>> begin ENTRIES

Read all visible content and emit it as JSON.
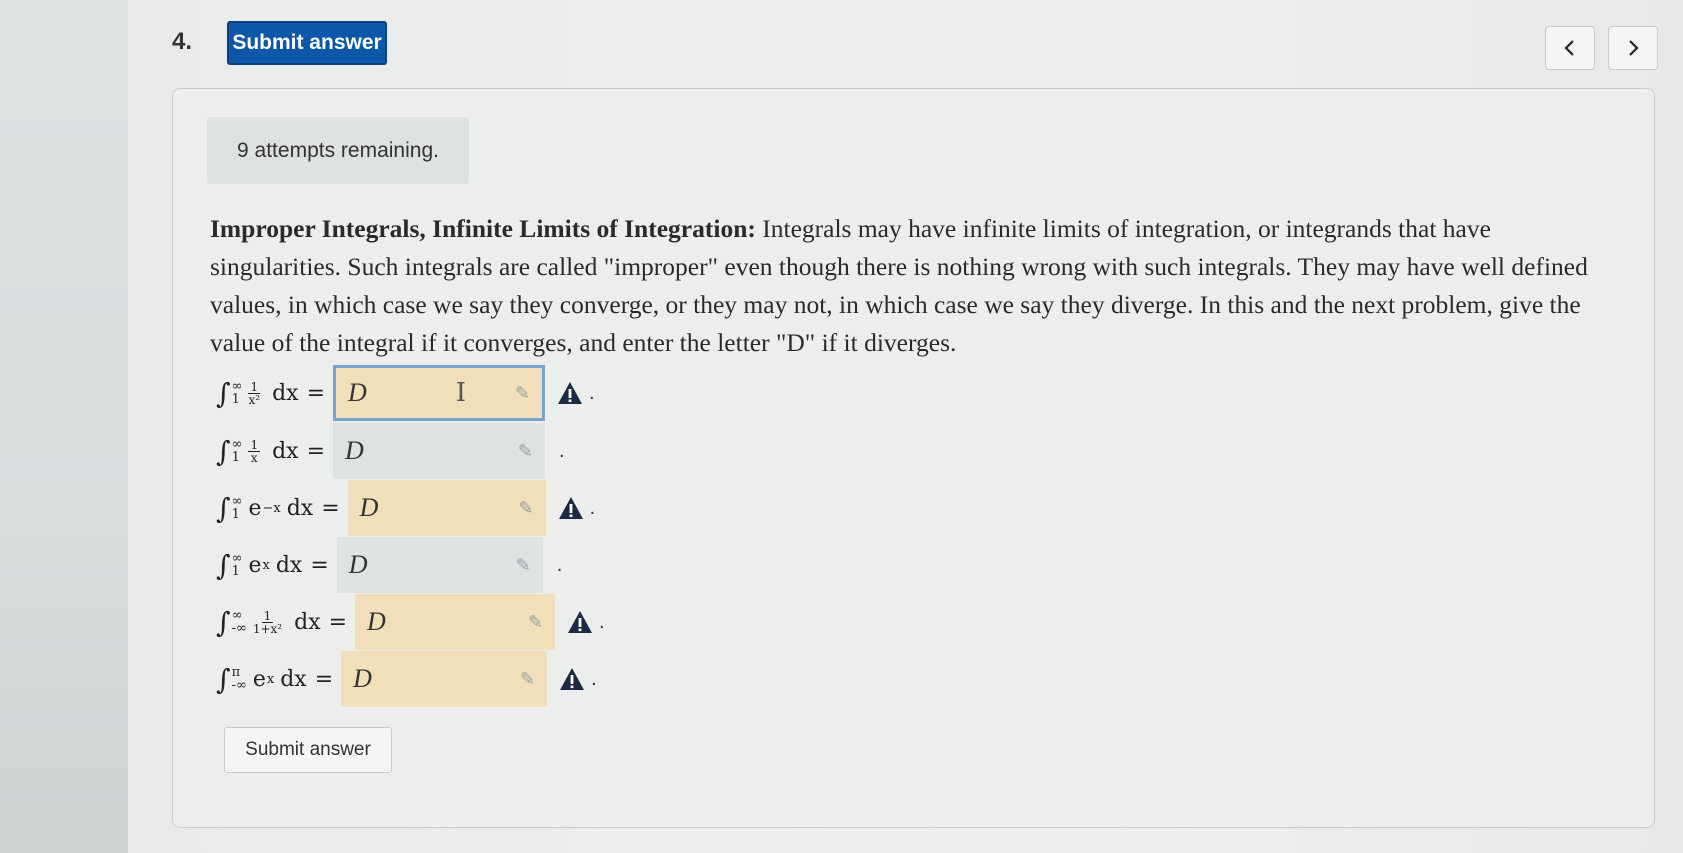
{
  "question": {
    "number": "4.",
    "submit_label": "Submit answer",
    "attempts": "9 attempts remaining."
  },
  "problem": {
    "title": "Improper Integrals, Infinite Limits of Integration:",
    "body": "Integrals may have infinite limits of integration, or integrands that have singularities. Such integrals are called \"improper\" even though there is nothing wrong with such integrals. They may have well defined values, in which case we say they converge, or they may not, in which case we say they diverge. In this and the next problem, give the value of the integral if it converges, and enter the letter \"D\" if it diverges."
  },
  "rows": [
    {
      "lower": "1",
      "upper": "∞",
      "integrand": "1/x²",
      "dx": "dx",
      "eq": "=",
      "answer": "D",
      "status": "warning"
    },
    {
      "lower": "1",
      "upper": "∞",
      "integrand": "1/x",
      "dx": "dx",
      "eq": "=",
      "answer": "D",
      "status": "ok"
    },
    {
      "lower": "1",
      "upper": "∞",
      "integrand": "e^-x",
      "dx": "dx",
      "eq": "=",
      "answer": "D",
      "status": "warning"
    },
    {
      "lower": "1",
      "upper": "∞",
      "integrand": "e^x",
      "dx": "dx",
      "eq": "=",
      "answer": "D",
      "status": "ok"
    },
    {
      "lower": "-∞",
      "upper": "∞",
      "integrand": "1/(1+x²)",
      "dx": "dx",
      "eq": "=",
      "answer": "D",
      "status": "warning"
    },
    {
      "lower": "-∞",
      "upper": "π",
      "integrand": "e^x",
      "dx": "dx",
      "eq": "=",
      "answer": "D",
      "status": "warning"
    }
  ],
  "math_parts": {
    "int": "∫",
    "one": "1",
    "xsq": "x²",
    "x": "x",
    "onepxsq": "1+x²",
    "e": "e",
    "neg_x": "−x",
    "x_exp": "x"
  },
  "punctuation": ".",
  "icons": {
    "warning": "warning-triangle-icon",
    "pencil": "pencil-icon",
    "prev": "chevron-left-icon",
    "next": "chevron-right-icon",
    "cursor": "text-cursor-icon"
  },
  "colors": {
    "primary": "#0d57a8",
    "warning_field": "#f0dfb9",
    "ok_field": "#dde2e3",
    "warning_icon": "#1c2a44"
  },
  "bottom_submit_label": "Submit answer"
}
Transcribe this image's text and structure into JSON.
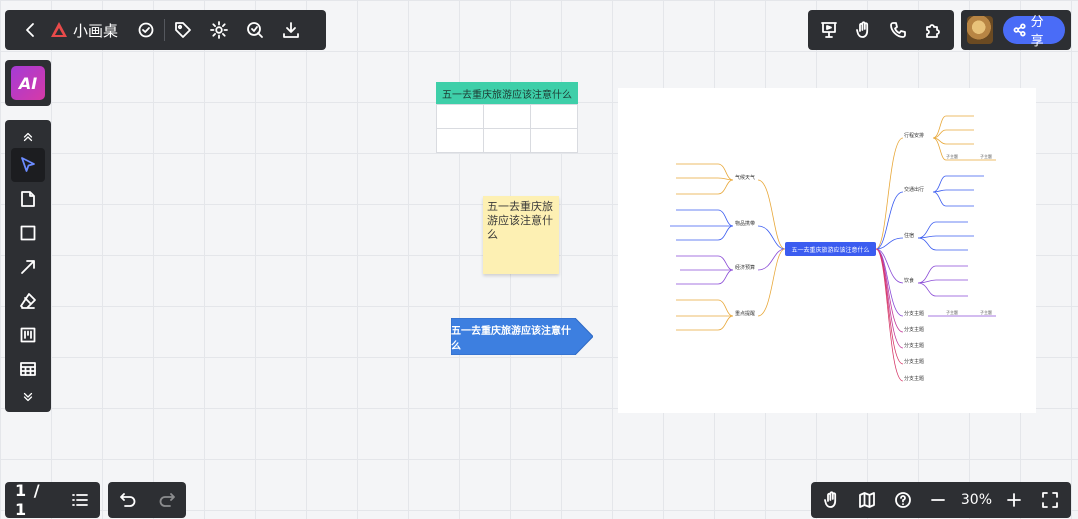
{
  "app": {
    "name": "小画桌",
    "share_label": "分享",
    "ai_label": "AI"
  },
  "top_left_toolbar": {
    "icons": [
      "back-icon",
      "logo-icon",
      "check-circle-icon",
      "tag-icon",
      "settings-icon",
      "ai-assist-icon",
      "download-icon"
    ]
  },
  "top_right_toolbar": {
    "icons": [
      "presentation-icon",
      "hand-raise-icon",
      "phone-icon",
      "plugin-icon"
    ]
  },
  "left_tools": {
    "icons": [
      "collapse-up-icon",
      "select-pointer-icon",
      "sticky-note-icon",
      "rectangle-icon",
      "arrow-line-icon",
      "eraser-icon",
      "frame-icon",
      "table-icon",
      "expand-down-icon"
    ],
    "active": "select-pointer-icon"
  },
  "bottom_left": {
    "page_indicator": "1 / 1"
  },
  "bottom_right": {
    "zoom_level": "30%",
    "icons": [
      "hand-icon",
      "map-icon",
      "help-icon",
      "zoom-out-icon",
      "zoom-in-icon",
      "fullscreen-icon"
    ]
  },
  "canvas": {
    "table_title": "五一去重庆旅游应该注意什么",
    "sticky_text": "五一去重庆旅游应该注意什么",
    "arrow_text": "五一去重庆旅游应该注意什么",
    "mindmap": {
      "center": "五一去重庆旅游应该注意什么",
      "right_branches": [
        "行程安排",
        "交通出行",
        "住宿",
        "饮食",
        "分支主题",
        "分支主题",
        "分支主题",
        "分支主题",
        "分支主题"
      ],
      "left_branches": [
        "气候天气",
        "物品携带",
        "经济预算",
        "重点提醒"
      ],
      "leaf_text": "子主题"
    },
    "colors": {
      "table_header": "#3ecfa9",
      "sticky": "#fdf0b3",
      "arrow": "#3d7fe0",
      "mindmap_center": "#3b5cf0",
      "share_button": "#4a6cf7"
    }
  }
}
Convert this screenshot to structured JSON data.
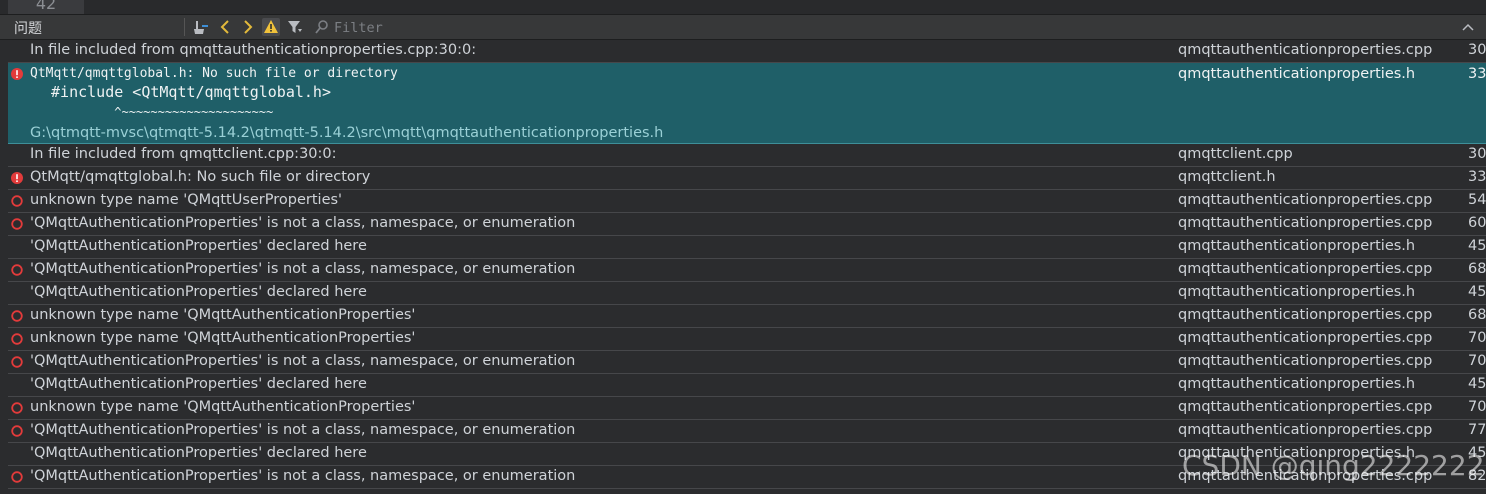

>> end ENTRIES

Take the listing and print it again exactly, but without any pictures.

Read all visible content and emit it as JSON.
{
  "question": {
    "number": "4.",
    "submit_label": "Submit answer",
    "attempts": "9 attempts remaining."
  },
  "problem": {
    "title": "Improper Integrals, Infinite Limits of Integration:",
    "body": "Integrals may have infinite limits of integration, or integrands that have singularities. Such integrals are called \"improper\" even though there is nothing wrong with such integrals. They may have well defined values, in which case we say they converge, or they may not, in which case we say they diverge. In this and the next problem, give the value of the integral if it converges, and enter the letter \"D\" if it diverges."
  },
  "rows": [
    {
      "lower": "1",
      "upper": "∞",
      "integrand": "1/x²",
      "dx": "dx",
      "eq": "=",
      "answer": "D",
      "status": "warning"
    },
    {
      "lower": "1",
      "upper": "∞",
      "integrand": "1/x",
      "dx": "dx",
      "eq": "=",
      "answer": "D",
      "status": "ok"
    },
    {
      "lower": "1",
      "upper": "∞",
      "integrand": "e^-x",
      "dx": "dx",
      "eq": "=",
      "answer": "D",
      "status": "warning"
    },
    {
      "lower": "1",
      "upper": "∞",
      "integrand": "e^x",
      "dx": "dx",
      "eq": "=",
      "answer": "D",
      "status": "ok"
    },
    {
      "lower": "-∞",
      "upper": "∞",
      "integrand": "1/(1+x²)",
      "dx": "dx",
      "eq": "=",
      "answer": "D",
      "status": "warning"
    },
    {
      "lower": "-∞",
      "upper": "π",
      "integrand": "e^x",
      "dx": "dx",
      "eq": "=",
      "answer": "D",
      "status": "warning"
    }
  ],
  "math_parts": {
    "int": "∫",
    "one": "1",
    "xsq": "x²",
    "x": "x",
    "onepxsq": "1+x²",
    "e": "e",
    "neg_x": "−x",
    "x_exp": "x"
  },
  "punctuation": ".",
  "icons": {
    "warning": "warning-triangle-icon",
    "pencil": "pencil-icon",
    "prev": "chevron-left-icon",
    "next": "chevron-right-icon",
    "cursor": "text-cursor-icon"
  },
  "colors": {
    "primary": "#0d57a8",
    "warning_field": "#f0dfb9",
    "ok_field": "#dde2e3",
    "warning_icon": "#1c2a44"
  },
  "bottom_submit_label": "Submit answer"
}
Transcribe this image's text and structure into JSON.
{
  "app": {
    "name": "小画桌",
    "share_label": "分享",
    "ai_label": "AI"
  },
  "top_left_toolbar": {
    "icons": [
      "back-icon",
      "logo-icon",
      "check-circle-icon",
      "tag-icon",
      "settings-icon",
      "ai-assist-icon",
      "download-icon"
    ]
  },
  "top_right_toolbar": {
    "icons": [
      "presentation-icon",
      "hand-raise-icon",
      "phone-icon",
      "plugin-icon"
    ]
  },
  "left_tools": {
    "icons": [
      "collapse-up-icon",
      "select-pointer-icon",
      "sticky-note-icon",
      "rectangle-icon",
      "arrow-line-icon",
      "eraser-icon",
      "frame-icon",
      "table-icon",
      "expand-down-icon"
    ],
    "active": "select-pointer-icon"
  },
  "bottom_left": {
    "page_indicator": "1 / 1"
  },
  "bottom_right": {
    "zoom_level": "30%",
    "icons": [
      "hand-icon",
      "map-icon",
      "help-icon",
      "zoom-out-icon",
      "zoom-in-icon",
      "fullscreen-icon"
    ]
  },
  "canvas": {
    "table_title": "五一去重庆旅游应该注意什么",
    "sticky_text": "五一去重庆旅游应该注意什么",
    "arrow_text": "五一去重庆旅游应该注意什么",
    "mindmap": {
      "center": "五一去重庆旅游应该注意什么",
      "right_branches": [
        "行程安排",
        "交通出行",
        "住宿",
        "饮食",
        "分支主题",
        "分支主题",
        "分支主题",
        "分支主题",
        "分支主题"
      ],
      "left_branches": [
        "气候天气",
        "物品携带",
        "经济预算",
        "重点提醒"
      ],
      "leaf_text": "子主题"
    },
    "colors": {
      "table_header": "#3ecfa9",
      "sticky": "#fdf0b3",
      "arrow": "#3d7fe0",
      "mindmap_center": "#3b5cf0",
      "share_button": "#4a6cf7"
    }
  }
}
Convert this screenshot to structured JSON data.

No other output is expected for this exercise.